- _Task goal_: Without including any pictures, write out the listing below exactly.
# Supplied material start
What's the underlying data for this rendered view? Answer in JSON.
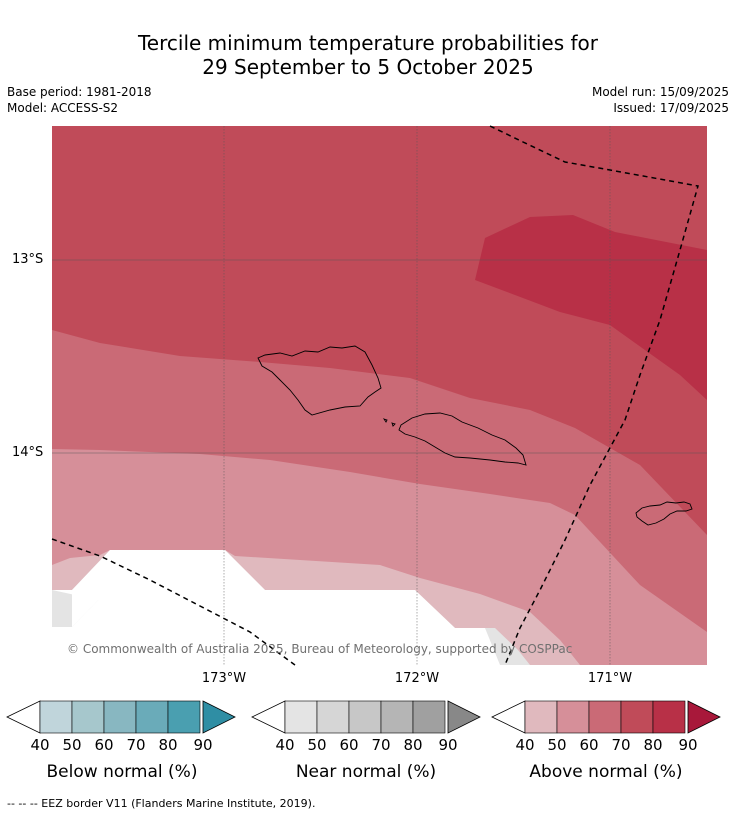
{
  "title": {
    "line1": "Tercile minimum temperature probabilities for",
    "line2": "29 September to 5 October 2025"
  },
  "meta": {
    "base_period": "Base period: 1981-2018",
    "model": "Model: ACCESS-S2",
    "model_run": "Model run: 15/09/2025",
    "issued": "Issued: 17/09/2025"
  },
  "map": {
    "lat_labels": [
      "13°S",
      "14°S"
    ],
    "lon_labels": [
      "173°W",
      "172°W",
      "171°W"
    ],
    "credit": "© Commonwealth of Australia 2025, Bureau of Meteorology, supported by COSPPac",
    "eez_style": "dashed black line",
    "colors": {
      "above_40": "#e0b9be",
      "above_50": "#d68f99",
      "above_60": "#ca6a76",
      "above_70": "#c04b59",
      "above_80": "#b83047",
      "near_40": "#e4e4e4"
    }
  },
  "colorbars": [
    {
      "label": "Below normal (%)",
      "ticks": [
        "40",
        "50",
        "60",
        "70",
        "80",
        "90"
      ],
      "colors": [
        "#c0d5db",
        "#a6c7cc",
        "#88b7c1",
        "#6aabb9",
        "#4a9fb0",
        "#2f8ea4"
      ]
    },
    {
      "label": "Near normal (%)",
      "ticks": [
        "40",
        "50",
        "60",
        "70",
        "80",
        "90"
      ],
      "colors": [
        "#e4e4e4",
        "#d6d6d6",
        "#c7c7c7",
        "#b5b5b5",
        "#a0a0a0",
        "#888888"
      ]
    },
    {
      "label": "Above normal (%)",
      "ticks": [
        "40",
        "50",
        "60",
        "70",
        "80",
        "90"
      ],
      "colors": [
        "#e0b9be",
        "#d68f99",
        "#ca6a76",
        "#c04b59",
        "#b83047",
        "#a8183a"
      ]
    }
  ],
  "footer": "-- -- -- EEZ border V11 (Flanders Marine Institute, 2019)."
}
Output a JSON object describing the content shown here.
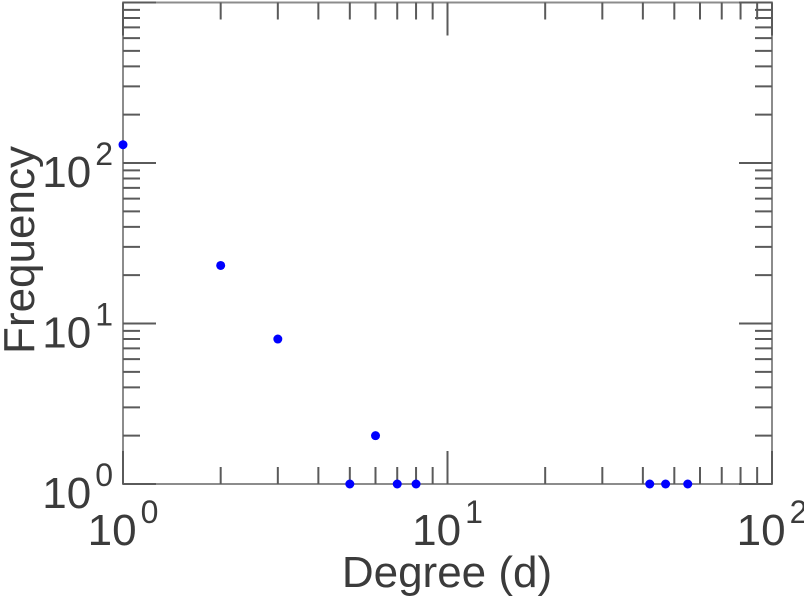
# Supplied material end
- _Problem solution_:
What's the underlying data for this rendered view? Answer in JSON.
{
  "title": {
    "line1": "Tercile minimum temperature probabilities for",
    "line2": "29 September to 5 October 2025"
  },
  "meta": {
    "base_period": "Base period: 1981-2018",
    "model": "Model: ACCESS-S2",
    "model_run": "Model run: 15/09/2025",
    "issued": "Issued: 17/09/2025"
  },
  "map": {
    "lat_labels": [
      "13°S",
      "14°S"
    ],
    "lon_labels": [
      "173°W",
      "172°W",
      "171°W"
    ],
    "credit": "© Commonwealth of Australia 2025, Bureau of Meteorology, supported by COSPPac",
    "eez_style": "dashed black line",
    "colors": {
      "above_40": "#e0b9be",
      "above_50": "#d68f99",
      "above_60": "#ca6a76",
      "above_70": "#c04b59",
      "above_80": "#b83047",
      "near_40": "#e4e4e4"
    }
  },
  "colorbars": [
    {
      "label": "Below normal (%)",
      "ticks": [
        "40",
        "50",
        "60",
        "70",
        "80",
        "90"
      ],
      "colors": [
        "#c0d5db",
        "#a6c7cc",
        "#88b7c1",
        "#6aabb9",
        "#4a9fb0",
        "#2f8ea4"
      ]
    },
    {
      "label": "Near normal (%)",
      "ticks": [
        "40",
        "50",
        "60",
        "70",
        "80",
        "90"
      ],
      "colors": [
        "#e4e4e4",
        "#d6d6d6",
        "#c7c7c7",
        "#b5b5b5",
        "#a0a0a0",
        "#888888"
      ]
    },
    {
      "label": "Above normal (%)",
      "ticks": [
        "40",
        "50",
        "60",
        "70",
        "80",
        "90"
      ],
      "colors": [
        "#e0b9be",
        "#d68f99",
        "#ca6a76",
        "#c04b59",
        "#b83047",
        "#a8183a"
      ]
    }
  ],
  "footer": "-- -- -- EEZ border V11 (Flanders Marine Institute, 2019)."
}
Output a JSON object describing the content shown here.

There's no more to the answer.